PROBLEM DESCRIPTION:
Copy all entries without alteration and skip the pictures they hold.

MATERIAL PROVIDED:

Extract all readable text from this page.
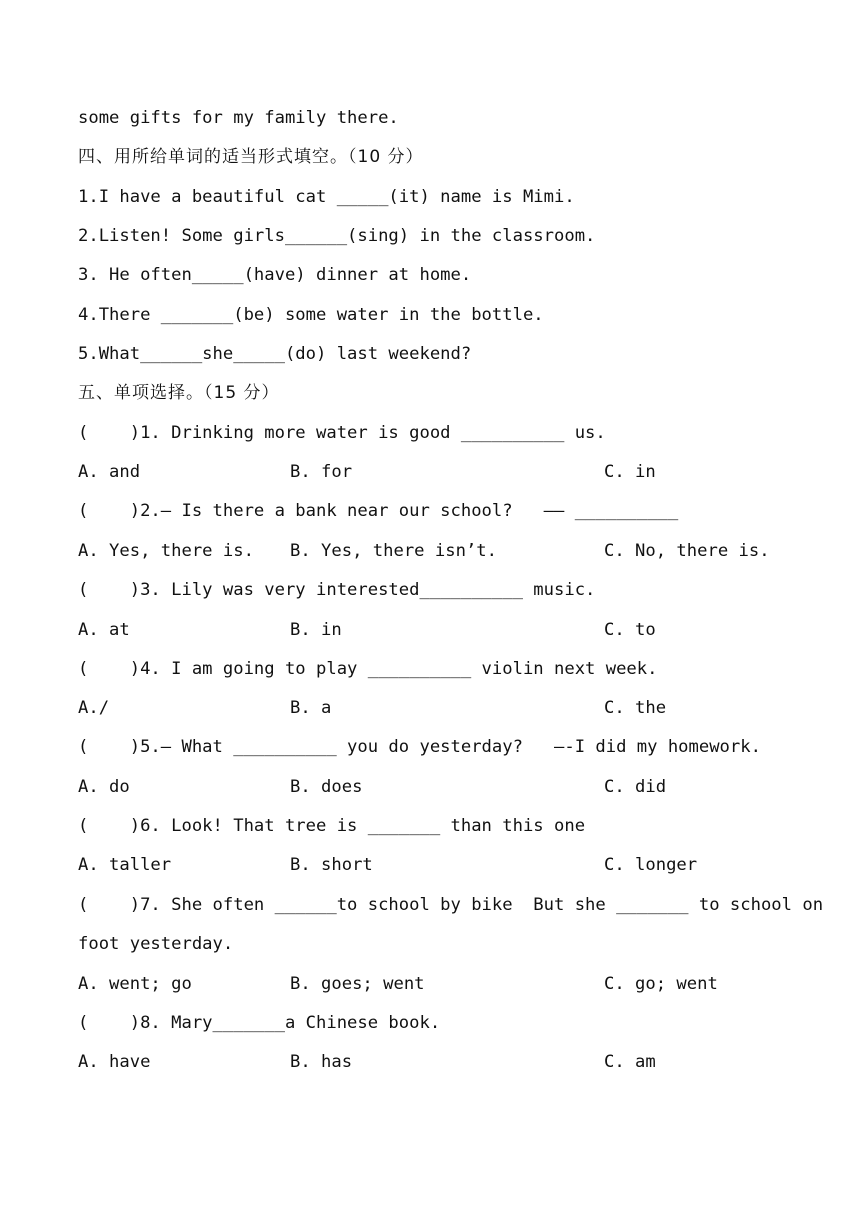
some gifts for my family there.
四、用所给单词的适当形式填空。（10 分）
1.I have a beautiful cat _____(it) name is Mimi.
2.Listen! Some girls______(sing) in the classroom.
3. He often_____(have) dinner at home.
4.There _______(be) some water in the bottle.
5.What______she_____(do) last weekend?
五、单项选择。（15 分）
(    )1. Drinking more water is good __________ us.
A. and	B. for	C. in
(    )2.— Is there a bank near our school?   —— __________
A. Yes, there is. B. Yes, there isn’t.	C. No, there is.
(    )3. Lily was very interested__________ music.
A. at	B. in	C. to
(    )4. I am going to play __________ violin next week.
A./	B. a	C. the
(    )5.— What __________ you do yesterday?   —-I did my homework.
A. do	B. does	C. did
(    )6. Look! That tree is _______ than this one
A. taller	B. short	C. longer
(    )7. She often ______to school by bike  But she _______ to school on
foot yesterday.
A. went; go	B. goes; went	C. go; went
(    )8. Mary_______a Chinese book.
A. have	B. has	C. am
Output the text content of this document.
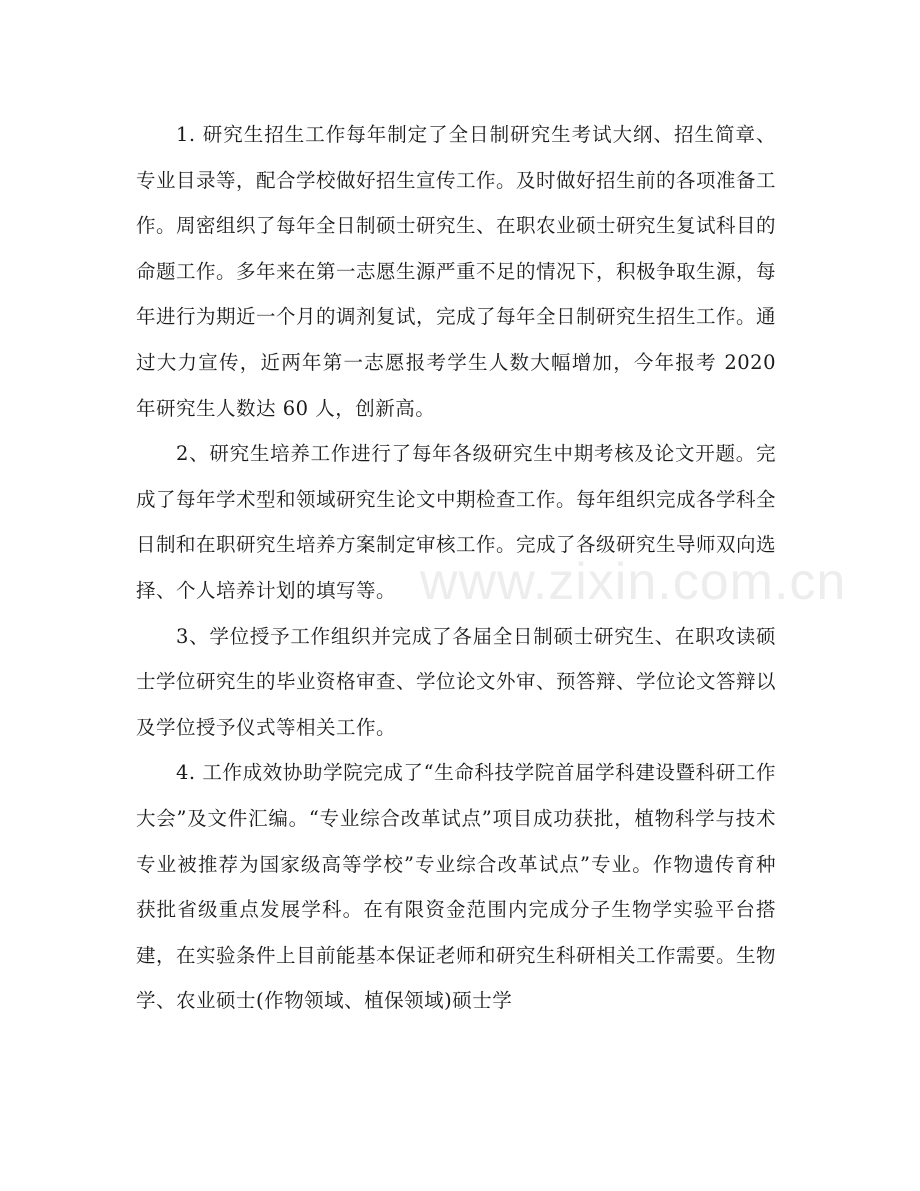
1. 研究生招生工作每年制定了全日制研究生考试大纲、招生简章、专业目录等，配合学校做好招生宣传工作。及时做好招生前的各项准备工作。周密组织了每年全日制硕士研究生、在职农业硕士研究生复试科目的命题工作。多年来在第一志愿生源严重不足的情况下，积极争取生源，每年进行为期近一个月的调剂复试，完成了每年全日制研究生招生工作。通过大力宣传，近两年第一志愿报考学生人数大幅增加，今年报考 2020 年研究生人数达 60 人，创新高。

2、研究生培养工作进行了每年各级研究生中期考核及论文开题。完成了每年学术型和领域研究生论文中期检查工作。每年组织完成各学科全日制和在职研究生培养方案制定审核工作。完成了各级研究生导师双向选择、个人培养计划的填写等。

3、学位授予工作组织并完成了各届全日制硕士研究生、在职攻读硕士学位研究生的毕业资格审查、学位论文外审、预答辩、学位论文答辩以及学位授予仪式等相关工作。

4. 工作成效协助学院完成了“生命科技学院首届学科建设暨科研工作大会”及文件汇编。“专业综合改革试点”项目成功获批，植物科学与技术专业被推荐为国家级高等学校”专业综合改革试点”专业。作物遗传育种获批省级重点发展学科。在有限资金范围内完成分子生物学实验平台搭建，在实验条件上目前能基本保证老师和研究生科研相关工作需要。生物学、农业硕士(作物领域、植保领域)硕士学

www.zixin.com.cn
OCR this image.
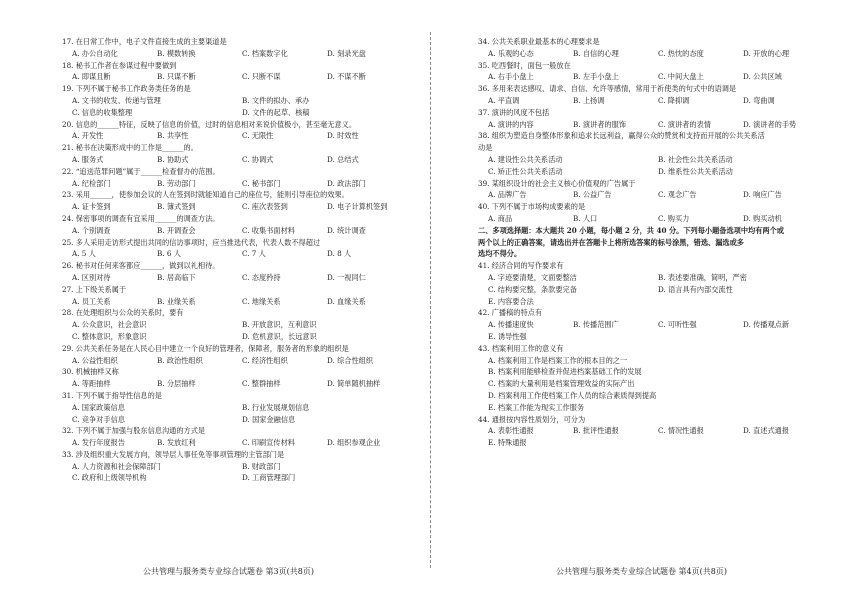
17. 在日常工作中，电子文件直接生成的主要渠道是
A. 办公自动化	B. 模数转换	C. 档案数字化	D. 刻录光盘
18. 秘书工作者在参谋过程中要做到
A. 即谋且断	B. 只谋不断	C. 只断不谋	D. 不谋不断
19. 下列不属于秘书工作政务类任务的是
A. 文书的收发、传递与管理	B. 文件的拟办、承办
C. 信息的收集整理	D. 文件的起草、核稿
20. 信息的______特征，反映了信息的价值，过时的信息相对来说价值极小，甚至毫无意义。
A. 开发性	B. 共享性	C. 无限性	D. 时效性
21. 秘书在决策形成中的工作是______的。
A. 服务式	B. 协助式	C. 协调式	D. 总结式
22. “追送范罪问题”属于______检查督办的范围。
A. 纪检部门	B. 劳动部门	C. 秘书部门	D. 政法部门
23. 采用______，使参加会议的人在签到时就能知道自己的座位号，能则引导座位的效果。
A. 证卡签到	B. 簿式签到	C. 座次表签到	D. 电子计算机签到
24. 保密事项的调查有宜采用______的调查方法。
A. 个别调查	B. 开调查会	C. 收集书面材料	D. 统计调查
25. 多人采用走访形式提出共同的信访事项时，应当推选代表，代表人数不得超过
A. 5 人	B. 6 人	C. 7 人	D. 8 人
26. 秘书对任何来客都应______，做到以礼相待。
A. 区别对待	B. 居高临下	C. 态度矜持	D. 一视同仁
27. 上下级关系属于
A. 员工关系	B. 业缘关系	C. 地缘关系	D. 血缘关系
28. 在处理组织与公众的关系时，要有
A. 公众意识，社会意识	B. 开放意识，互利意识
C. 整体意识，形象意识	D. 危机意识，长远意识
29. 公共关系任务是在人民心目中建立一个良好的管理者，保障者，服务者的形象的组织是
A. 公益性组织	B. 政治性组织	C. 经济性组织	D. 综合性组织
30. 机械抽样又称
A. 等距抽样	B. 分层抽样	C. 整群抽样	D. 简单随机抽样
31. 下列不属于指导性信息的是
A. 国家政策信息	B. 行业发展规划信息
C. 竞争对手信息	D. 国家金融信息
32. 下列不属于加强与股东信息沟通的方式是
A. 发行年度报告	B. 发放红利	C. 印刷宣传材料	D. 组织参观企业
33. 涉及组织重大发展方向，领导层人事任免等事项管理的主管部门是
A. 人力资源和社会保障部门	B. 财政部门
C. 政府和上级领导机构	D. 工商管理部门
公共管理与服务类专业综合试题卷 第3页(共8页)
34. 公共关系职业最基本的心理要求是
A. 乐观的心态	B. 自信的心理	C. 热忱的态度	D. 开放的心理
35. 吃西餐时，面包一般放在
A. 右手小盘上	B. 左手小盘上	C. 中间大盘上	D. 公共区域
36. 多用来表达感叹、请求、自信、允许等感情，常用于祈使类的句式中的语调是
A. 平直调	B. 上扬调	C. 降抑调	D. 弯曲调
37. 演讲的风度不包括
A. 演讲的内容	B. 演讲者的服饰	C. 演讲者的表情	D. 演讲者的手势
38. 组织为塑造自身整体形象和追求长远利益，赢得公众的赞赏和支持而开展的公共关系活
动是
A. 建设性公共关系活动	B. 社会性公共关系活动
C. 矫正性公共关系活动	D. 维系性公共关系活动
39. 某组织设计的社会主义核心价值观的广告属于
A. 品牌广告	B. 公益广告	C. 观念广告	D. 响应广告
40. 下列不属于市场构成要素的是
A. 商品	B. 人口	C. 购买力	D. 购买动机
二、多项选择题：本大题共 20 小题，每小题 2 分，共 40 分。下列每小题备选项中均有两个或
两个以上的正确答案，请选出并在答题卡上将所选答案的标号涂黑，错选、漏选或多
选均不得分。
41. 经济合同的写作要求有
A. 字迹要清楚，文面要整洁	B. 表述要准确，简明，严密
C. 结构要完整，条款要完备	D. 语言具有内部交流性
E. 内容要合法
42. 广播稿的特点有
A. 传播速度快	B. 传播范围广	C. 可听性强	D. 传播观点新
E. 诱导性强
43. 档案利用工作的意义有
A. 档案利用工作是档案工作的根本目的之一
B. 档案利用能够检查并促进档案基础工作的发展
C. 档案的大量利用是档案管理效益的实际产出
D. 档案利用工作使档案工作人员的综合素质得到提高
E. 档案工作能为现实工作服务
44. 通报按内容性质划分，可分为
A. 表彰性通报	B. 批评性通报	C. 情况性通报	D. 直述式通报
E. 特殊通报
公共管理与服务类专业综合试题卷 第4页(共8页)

FINISHED TASK:
Extract all readable text from this page.
some gifts for my family there.
四、用所给单词的适当形式填空。（10 分）
1.I have a beautiful cat _____(it) name is Mimi.
2.Listen! Some girls______(sing) in the classroom.
3. He often_____(have) dinner at home.
4.There _______(be) some water in the bottle.
5.What______she_____(do) last weekend?
五、单项选择。（15 分）
(    )1. Drinking more water is good __________ us.
A. and	B. for	C. in
(    )2.— Is there a bank near our school?   —— __________
A. Yes, there is. B. Yes, there isn’t.	C. No, there is.
(    )3. Lily was very interested__________ music.
A. at	B. in	C. to
(    )4. I am going to play __________ violin next week.
A./	B. a	C. the
(    )5.— What __________ you do yesterday?   —-I did my homework.
A. do	B. does	C. did
(    )6. Look! That tree is _______ than this one
A. taller	B. short	C. longer
(    )7. She often ______to school by bike  But she _______ to school on
foot yesterday.
A. went; go	B. goes; went	C. go; went
(    )8. Mary_______a Chinese book.
A. have	B. has	C. am
Output the text content of this document.
1. 研究生招生工作每年制定了全日制研究生考试大纲、招生简章、专业目录等，配合学校做好招生宣传工作。及时做好招生前的各项准备工作。周密组织了每年全日制硕士研究生、在职农业硕士研究生复试科目的命题工作。多年来在第一志愿生源严重不足的情况下，积极争取生源，每年进行为期近一个月的调剂复试，完成了每年全日制研究生招生工作。通过大力宣传，近两年第一志愿报考学生人数大幅增加，今年报考 2020 年研究生人数达 60 人，创新高。

2、研究生培养工作进行了每年各级研究生中期考核及论文开题。完成了每年学术型和领域研究生论文中期检查工作。每年组织完成各学科全日制和在职研究生培养方案制定审核工作。完成了各级研究生导师双向选择、个人培养计划的填写等。

3、学位授予工作组织并完成了各届全日制硕士研究生、在职攻读硕士学位研究生的毕业资格审查、学位论文外审、预答辩、学位论文答辩以及学位授予仪式等相关工作。

4. 工作成效协助学院完成了“生命科技学院首届学科建设暨科研工作大会”及文件汇编。“专业综合改革试点”项目成功获批，植物科学与技术专业被推荐为国家级高等学校”专业综合改革试点”专业。作物遗传育种获批省级重点发展学科。在有限资金范围内完成分子生物学实验平台搭建，在实验条件上目前能基本保证老师和研究生科研相关工作需要。生物学、农业硕士(作物领域、植保领域)硕士学

www.zixin.com.cn
OCR this image.
17. 在日常工作中，电子文件直接生成的主要渠道是
A. 办公自动化	B. 模数转换	C. 档案数字化	D. 刻录光盘
18. 秘书工作者在参谋过程中要做到
A. 即谋且断	B. 只谋不断	C. 只断不谋	D. 不谋不断
19. 下列不属于秘书工作政务类任务的是
A. 文书的收发、传递与管理	B. 文件的拟办、承办
C. 信息的收集整理	D. 文件的起草、核稿
20. 信息的______特征，反映了信息的价值，过时的信息相对来说价值极小，甚至毫无意义。
A. 开发性	B. 共享性	C. 无限性	D. 时效性
21. 秘书在决策形成中的工作是______的。
A. 服务式	B. 协助式	C. 协调式	D. 总结式
22. “追送范罪问题”属于______检查督办的范围。
A. 纪检部门	B. 劳动部门	C. 秘书部门	D. 政法部门
23. 采用______，使参加会议的人在签到时就能知道自己的座位号，能则引导座位的效果。
A. 证卡签到	B. 簿式签到	C. 座次表签到	D. 电子计算机签到
24. 保密事项的调查有宜采用______的调查方法。
A. 个别调查	B. 开调查会	C. 收集书面材料	D. 统计调查
25. 多人采用走访形式提出共同的信访事项时，应当推选代表，代表人数不得超过
A. 5 人	B. 6 人	C. 7 人	D. 8 人
26. 秘书对任何来客都应______，做到以礼相待。
A. 区别对待	B. 居高临下	C. 态度矜持	D. 一视同仁
27. 上下级关系属于
A. 员工关系	B. 业缘关系	C. 地缘关系	D. 血缘关系
28. 在处理组织与公众的关系时，要有
A. 公众意识，社会意识	B. 开放意识，互利意识
C. 整体意识，形象意识	D. 危机意识，长远意识
29. 公共关系任务是在人民心目中建立一个良好的管理者，保障者，服务者的形象的组织是
A. 公益性组织	B. 政治性组织	C. 经济性组织	D. 综合性组织
30. 机械抽样又称
A. 等距抽样	B. 分层抽样	C. 整群抽样	D. 简单随机抽样
31. 下列不属于指导性信息的是
A. 国家政策信息	B. 行业发展规划信息
C. 竞争对手信息	D. 国家金融信息
32. 下列不属于加强与股东信息沟通的方式是
A. 发行年度报告	B. 发放红利	C. 印刷宣传材料	D. 组织参观企业
33. 涉及组织重大发展方向，领导层人事任免等事项管理的主管部门是
A. 人力资源和社会保障部门	B. 财政部门
C. 政府和上级领导机构	D. 工商管理部门
公共管理与服务类专业综合试题卷 第3页(共8页)
34. 公共关系职业最基本的心理要求是
A. 乐观的心态	B. 自信的心理	C. 热忱的态度	D. 开放的心理
35. 吃西餐时，面包一般放在
A. 右手小盘上	B. 左手小盘上	C. 中间大盘上	D. 公共区域
36. 多用来表达感叹、请求、自信、允许等感情，常用于祈使类的句式中的语调是
A. 平直调	B. 上扬调	C. 降抑调	D. 弯曲调
37. 演讲的风度不包括
A. 演讲的内容	B. 演讲者的服饰	C. 演讲者的表情	D. 演讲者的手势
38. 组织为塑造自身整体形象和追求长远利益，赢得公众的赞赏和支持而开展的公共关系活
动是
A. 建设性公共关系活动	B. 社会性公共关系活动
C. 矫正性公共关系活动	D. 维系性公共关系活动
39. 某组织设计的社会主义核心价值观的广告属于
A. 品牌广告	B. 公益广告	C. 观念广告	D. 响应广告
40. 下列不属于市场构成要素的是
A. 商品	B. 人口	C. 购买力	D. 购买动机
二、多项选择题：本大题共 20 小题，每小题 2 分，共 40 分。下列每小题备选项中均有两个或
两个以上的正确答案，请选出并在答题卡上将所选答案的标号涂黑，错选、漏选或多
选均不得分。
41. 经济合同的写作要求有
A. 字迹要清楚，文面要整洁	B. 表述要准确，简明，严密
C. 结构要完整，条款要完备	D. 语言具有内部交流性
E. 内容要合法
42. 广播稿的特点有
A. 传播速度快	B. 传播范围广	C. 可听性强	D. 传播观点新
E. 诱导性强
43. 档案利用工作的意义有
A. 档案利用工作是档案工作的根本目的之一
B. 档案利用能够检查并促进档案基础工作的发展
C. 档案的大量利用是档案管理效益的实际产出
D. 档案利用工作使档案工作人员的综合素质得到提高
E. 档案工作能为现实工作服务
44. 通报按内容性质划分，可分为
A. 表彰性通报	B. 批评性通报	C. 情况性通报	D. 直述式通报
E. 特殊通报
公共管理与服务类专业综合试题卷 第4页(共8页)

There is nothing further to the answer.